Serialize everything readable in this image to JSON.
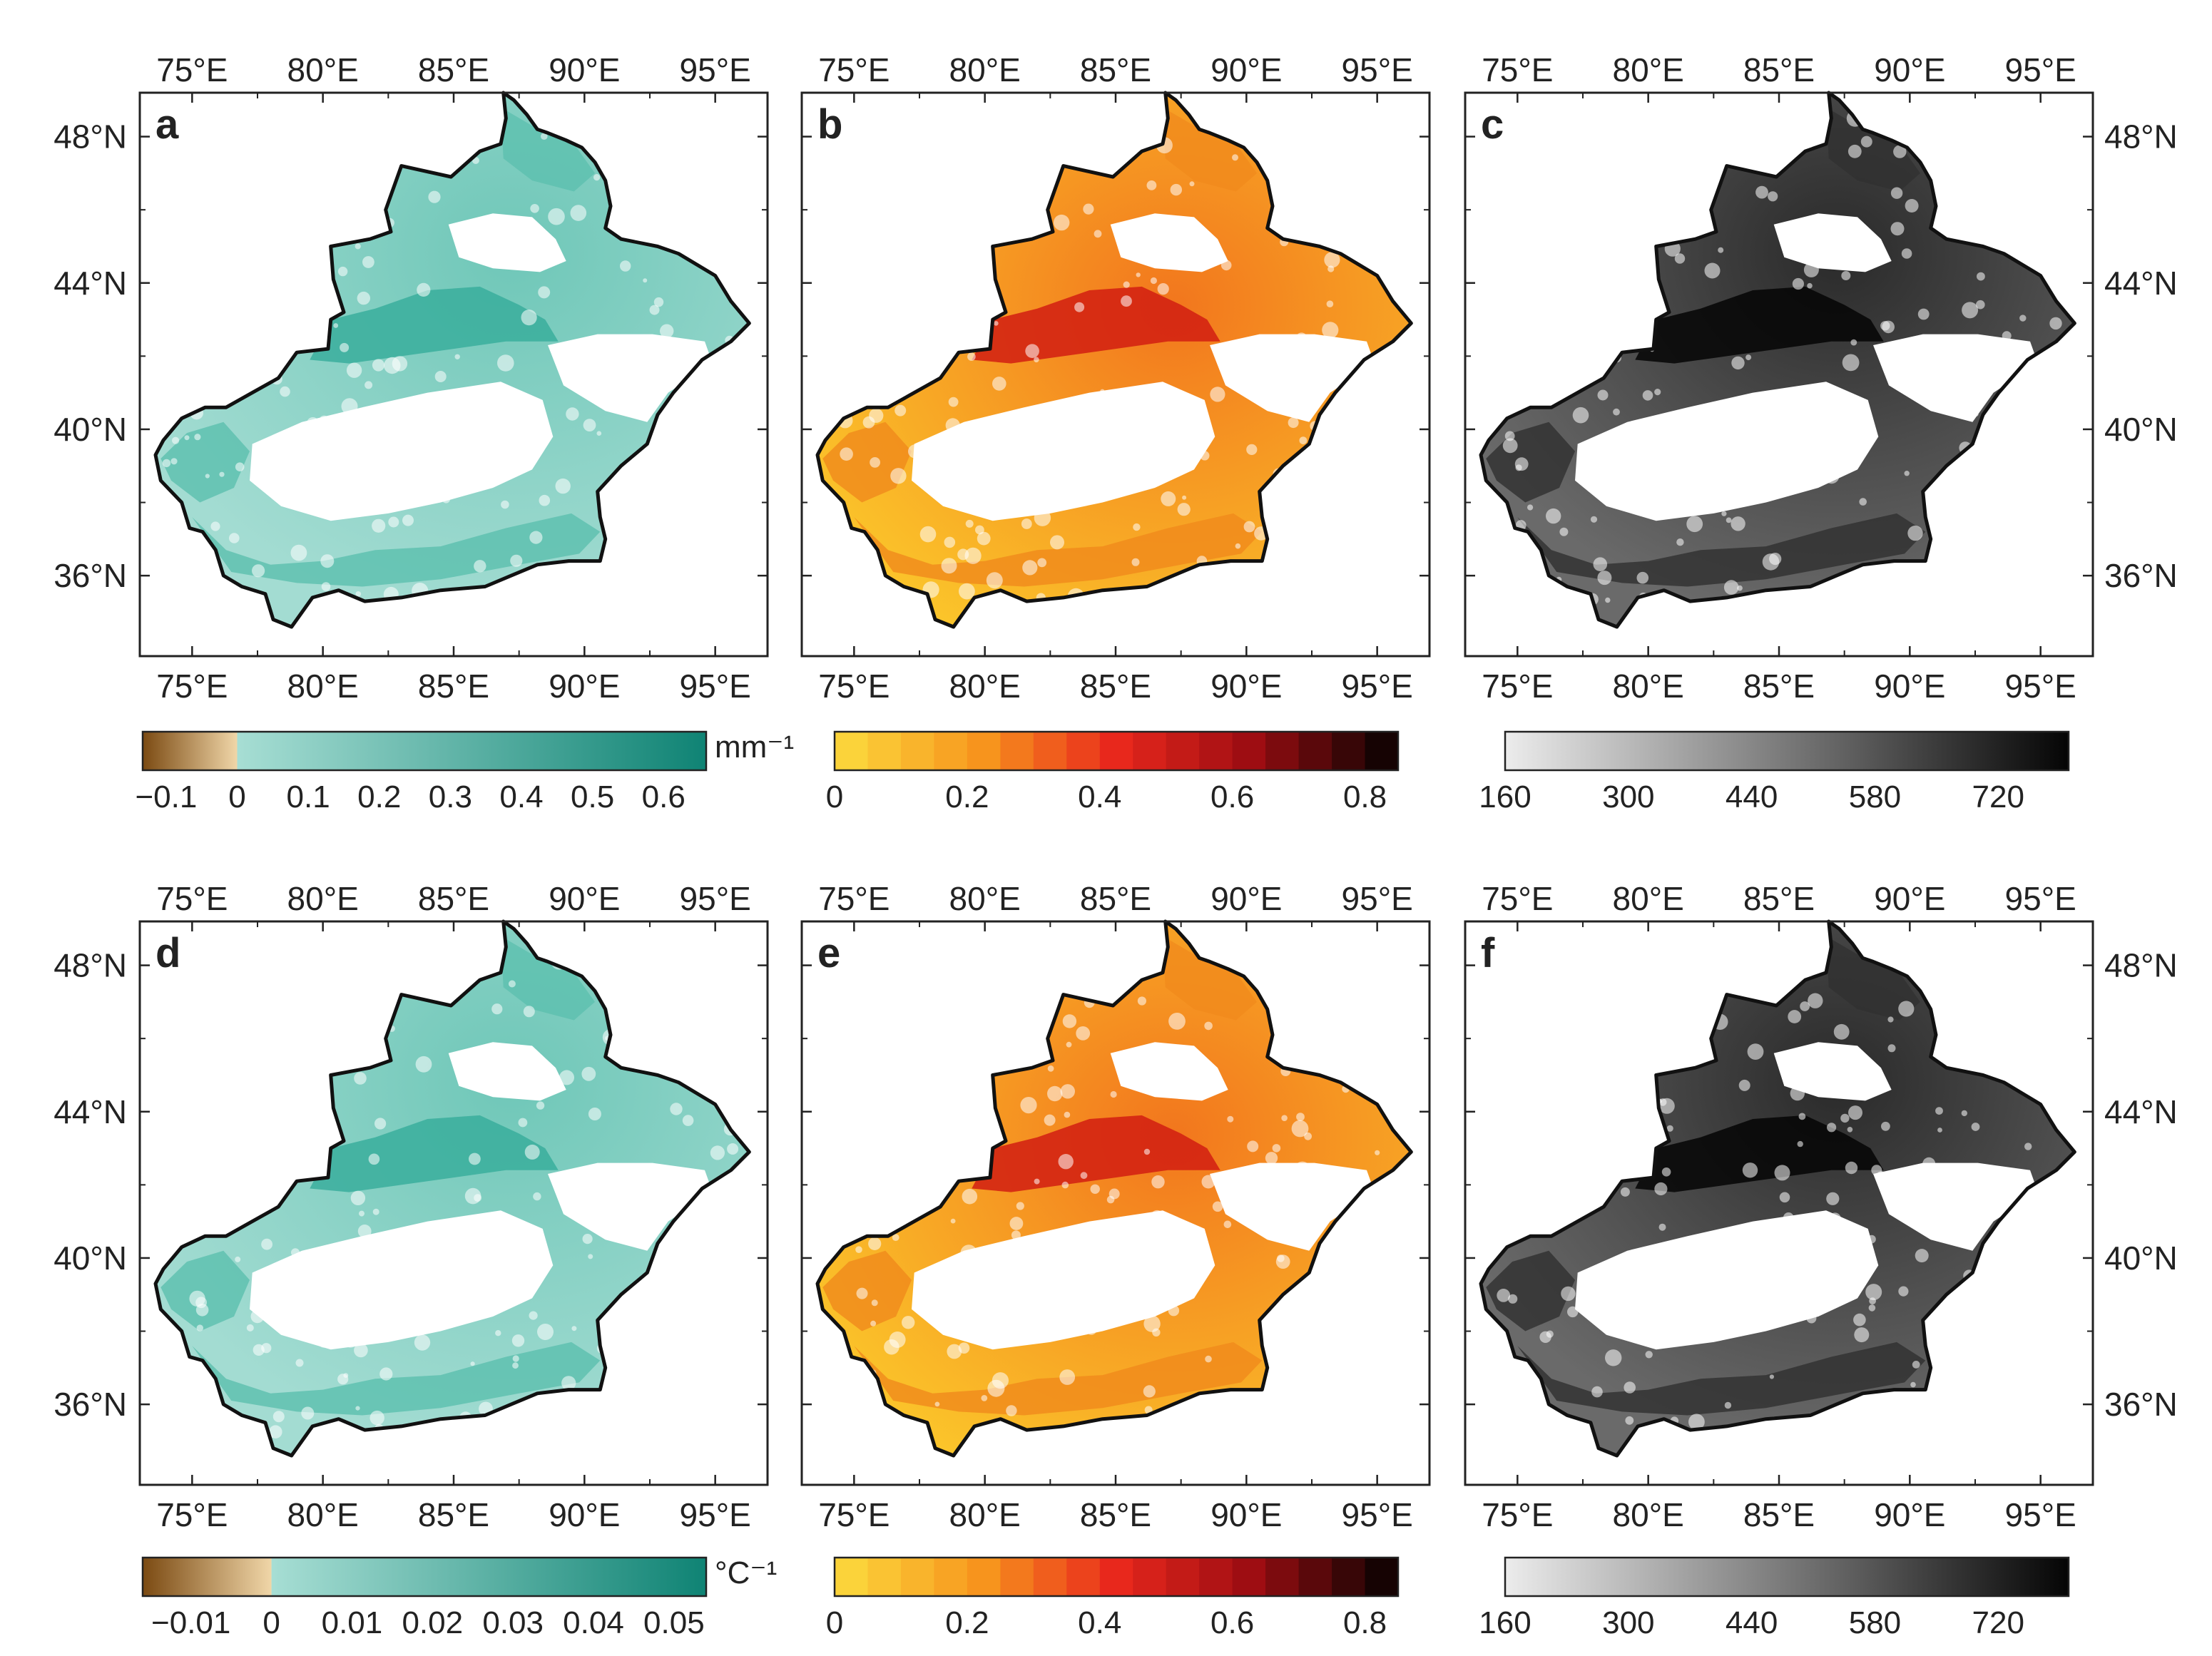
{
  "figure": {
    "lon_labels": [
      "75°E",
      "80°E",
      "85°E",
      "90°E",
      "95°E"
    ],
    "lat_labels": [
      "48°N",
      "44°N",
      "40°N",
      "36°N"
    ],
    "colors": {
      "teal_dark": "#0f8374",
      "teal_light": "#a7ded4",
      "brown_dark": "#7b4a12",
      "brown_light": "#e9c792",
      "yellow": "#f9c31b",
      "red": "#e0201b",
      "black": "#140505",
      "gray_light": "#e3e3e3",
      "gray_dark": "#0a0a0a",
      "boundary": "#111111"
    },
    "panels": [
      {
        "id": "a",
        "label": "a",
        "style": "teal"
      },
      {
        "id": "b",
        "label": "b",
        "style": "heat"
      },
      {
        "id": "c",
        "label": "c",
        "style": "gray"
      },
      {
        "id": "d",
        "label": "d",
        "style": "teal"
      },
      {
        "id": "e",
        "label": "e",
        "style": "heat"
      },
      {
        "id": "f",
        "label": "f",
        "style": "gray"
      }
    ],
    "colorbars": [
      {
        "id": "a",
        "type": "diverging",
        "unit": "mm⁻¹",
        "ticks": [
          "−0.1",
          "0",
          "0.1",
          "0.2",
          "0.3",
          "0.4",
          "0.5",
          "0.6"
        ],
        "range": [
          -0.133,
          0.66
        ],
        "tick_values": [
          -0.1,
          0,
          0.1,
          0.2,
          0.3,
          0.4,
          0.5,
          0.6
        ]
      },
      {
        "id": "b",
        "type": "heat",
        "unit": "",
        "ticks": [
          "0",
          "0.2",
          "0.4",
          "0.6",
          "0.8"
        ],
        "range": [
          0,
          0.85
        ],
        "tick_values": [
          0,
          0.2,
          0.4,
          0.6,
          0.8
        ]
      },
      {
        "id": "c",
        "type": "gray",
        "unit": "",
        "ticks": [
          "160",
          "300",
          "440",
          "580",
          "720"
        ],
        "range": [
          160,
          800
        ],
        "tick_values": [
          160,
          300,
          440,
          580,
          720
        ]
      },
      {
        "id": "d",
        "type": "diverging",
        "unit": "°C⁻¹",
        "ticks": [
          "−0.01",
          "0",
          "0.01",
          "0.02",
          "0.03",
          "0.04",
          "0.05"
        ],
        "range": [
          -0.016,
          0.054
        ],
        "tick_values": [
          -0.01,
          0,
          0.01,
          0.02,
          0.03,
          0.04,
          0.05
        ]
      },
      {
        "id": "e",
        "type": "heat",
        "unit": "",
        "ticks": [
          "0",
          "0.2",
          "0.4",
          "0.6",
          "0.8"
        ],
        "range": [
          0,
          0.85
        ],
        "tick_values": [
          0,
          0.2,
          0.4,
          0.6,
          0.8
        ]
      },
      {
        "id": "f",
        "type": "gray",
        "unit": "",
        "ticks": [
          "160",
          "300",
          "440",
          "580",
          "720"
        ],
        "range": [
          160,
          800
        ],
        "tick_values": [
          160,
          300,
          440,
          580,
          720
        ]
      }
    ]
  }
}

THE PROBLEM »
Your copy of the data above should match it exactly, except that pictures are left out.

RESULT »
Serialize everything readable in this image to JSON.
{
  "figure": {
    "lon_labels": [
      "75°E",
      "80°E",
      "85°E",
      "90°E",
      "95°E"
    ],
    "lat_labels": [
      "48°N",
      "44°N",
      "40°N",
      "36°N"
    ],
    "colors": {
      "teal_dark": "#0f8374",
      "teal_light": "#a7ded4",
      "brown_dark": "#7b4a12",
      "brown_light": "#e9c792",
      "yellow": "#f9c31b",
      "red": "#e0201b",
      "black": "#140505",
      "gray_light": "#e3e3e3",
      "gray_dark": "#0a0a0a",
      "boundary": "#111111"
    },
    "panels": [
      {
        "id": "a",
        "label": "a",
        "style": "teal"
      },
      {
        "id": "b",
        "label": "b",
        "style": "heat"
      },
      {
        "id": "c",
        "label": "c",
        "style": "gray"
      },
      {
        "id": "d",
        "label": "d",
        "style": "teal"
      },
      {
        "id": "e",
        "label": "e",
        "style": "heat"
      },
      {
        "id": "f",
        "label": "f",
        "style": "gray"
      }
    ],
    "colorbars": [
      {
        "id": "a",
        "type": "diverging",
        "unit": "mm⁻¹",
        "ticks": [
          "−0.1",
          "0",
          "0.1",
          "0.2",
          "0.3",
          "0.4",
          "0.5",
          "0.6"
        ],
        "range": [
          -0.133,
          0.66
        ],
        "tick_values": [
          -0.1,
          0,
          0.1,
          0.2,
          0.3,
          0.4,
          0.5,
          0.6
        ]
      },
      {
        "id": "b",
        "type": "heat",
        "unit": "",
        "ticks": [
          "0",
          "0.2",
          "0.4",
          "0.6",
          "0.8"
        ],
        "range": [
          0,
          0.85
        ],
        "tick_values": [
          0,
          0.2,
          0.4,
          0.6,
          0.8
        ]
      },
      {
        "id": "c",
        "type": "gray",
        "unit": "",
        "ticks": [
          "160",
          "300",
          "440",
          "580",
          "720"
        ],
        "range": [
          160,
          800
        ],
        "tick_values": [
          160,
          300,
          440,
          580,
          720
        ]
      },
      {
        "id": "d",
        "type": "diverging",
        "unit": "°C⁻¹",
        "ticks": [
          "−0.01",
          "0",
          "0.01",
          "0.02",
          "0.03",
          "0.04",
          "0.05"
        ],
        "range": [
          -0.016,
          0.054
        ],
        "tick_values": [
          -0.01,
          0,
          0.01,
          0.02,
          0.03,
          0.04,
          0.05
        ]
      },
      {
        "id": "e",
        "type": "heat",
        "unit": "",
        "ticks": [
          "0",
          "0.2",
          "0.4",
          "0.6",
          "0.8"
        ],
        "range": [
          0,
          0.85
        ],
        "tick_values": [
          0,
          0.2,
          0.4,
          0.6,
          0.8
        ]
      },
      {
        "id": "f",
        "type": "gray",
        "unit": "",
        "ticks": [
          "160",
          "300",
          "440",
          "580",
          "720"
        ],
        "range": [
          160,
          800
        ],
        "tick_values": [
          160,
          300,
          440,
          580,
          720
        ]
      }
    ]
  }
}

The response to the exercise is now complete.